§ Input rows

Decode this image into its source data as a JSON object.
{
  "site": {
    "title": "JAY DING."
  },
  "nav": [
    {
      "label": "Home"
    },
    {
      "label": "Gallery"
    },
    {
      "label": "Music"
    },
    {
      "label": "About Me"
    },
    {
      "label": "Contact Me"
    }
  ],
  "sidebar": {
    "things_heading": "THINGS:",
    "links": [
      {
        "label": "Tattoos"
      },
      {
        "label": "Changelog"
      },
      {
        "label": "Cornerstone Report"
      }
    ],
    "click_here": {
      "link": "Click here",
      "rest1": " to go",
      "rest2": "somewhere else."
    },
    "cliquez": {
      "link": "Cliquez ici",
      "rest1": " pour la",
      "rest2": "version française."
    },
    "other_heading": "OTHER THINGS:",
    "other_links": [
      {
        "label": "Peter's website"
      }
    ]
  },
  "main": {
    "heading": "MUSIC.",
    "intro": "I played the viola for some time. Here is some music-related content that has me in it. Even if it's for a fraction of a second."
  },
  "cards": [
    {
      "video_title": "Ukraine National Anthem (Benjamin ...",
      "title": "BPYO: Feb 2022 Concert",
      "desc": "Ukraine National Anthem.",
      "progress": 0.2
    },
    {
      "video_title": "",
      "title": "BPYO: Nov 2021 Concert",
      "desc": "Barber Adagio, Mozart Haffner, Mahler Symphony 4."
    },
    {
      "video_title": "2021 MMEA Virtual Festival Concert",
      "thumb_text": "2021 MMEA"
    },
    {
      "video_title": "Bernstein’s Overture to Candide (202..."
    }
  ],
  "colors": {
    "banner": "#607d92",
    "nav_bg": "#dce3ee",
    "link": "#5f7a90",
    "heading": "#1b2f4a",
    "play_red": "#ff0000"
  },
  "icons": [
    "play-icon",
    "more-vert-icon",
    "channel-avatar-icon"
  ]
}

§ Short task
All of the material above needs to be copied exactly.

§ Output for this exercise
Decode this image into its source data as a JSON object.
{
  "site": {
    "title": "JAY DING."
  },
  "nav": [
    {
      "label": "Home"
    },
    {
      "label": "Gallery"
    },
    {
      "label": "Music"
    },
    {
      "label": "About Me"
    },
    {
      "label": "Contact Me"
    }
  ],
  "sidebar": {
    "things_heading": "THINGS:",
    "links": [
      {
        "label": "Tattoos"
      },
      {
        "label": "Changelog"
      },
      {
        "label": "Cornerstone Report"
      }
    ],
    "click_here": {
      "link": "Click here",
      "rest1": " to go",
      "rest2": "somewhere else."
    },
    "cliquez": {
      "link": "Cliquez ici",
      "rest1": " pour la",
      "rest2": "version française."
    },
    "other_heading": "OTHER THINGS:",
    "other_links": [
      {
        "label": "Peter's website"
      }
    ]
  },
  "main": {
    "heading": "MUSIC.",
    "intro": "I played the viola for some time. Here is some music-related content that has me in it. Even if it's for a fraction of a second."
  },
  "cards": [
    {
      "video_title": "Ukraine National Anthem (Benjamin ...",
      "title": "BPYO: Feb 2022 Concert",
      "desc": "Ukraine National Anthem.",
      "progress": 0.2
    },
    {
      "video_title": "",
      "title": "BPYO: Nov 2021 Concert",
      "desc": "Barber Adagio, Mozart Haffner, Mahler Symphony 4."
    },
    {
      "video_title": "2021 MMEA Virtual Festival Concert",
      "thumb_text": "2021 MMEA"
    },
    {
      "video_title": "Bernstein’s Overture to Candide (202..."
    }
  ],
  "colors": {
    "banner": "#607d92",
    "nav_bg": "#dce3ee",
    "link": "#5f7a90",
    "heading": "#1b2f4a",
    "play_red": "#ff0000"
  },
  "icons": [
    "play-icon",
    "more-vert-icon",
    "channel-avatar-icon"
  ]
}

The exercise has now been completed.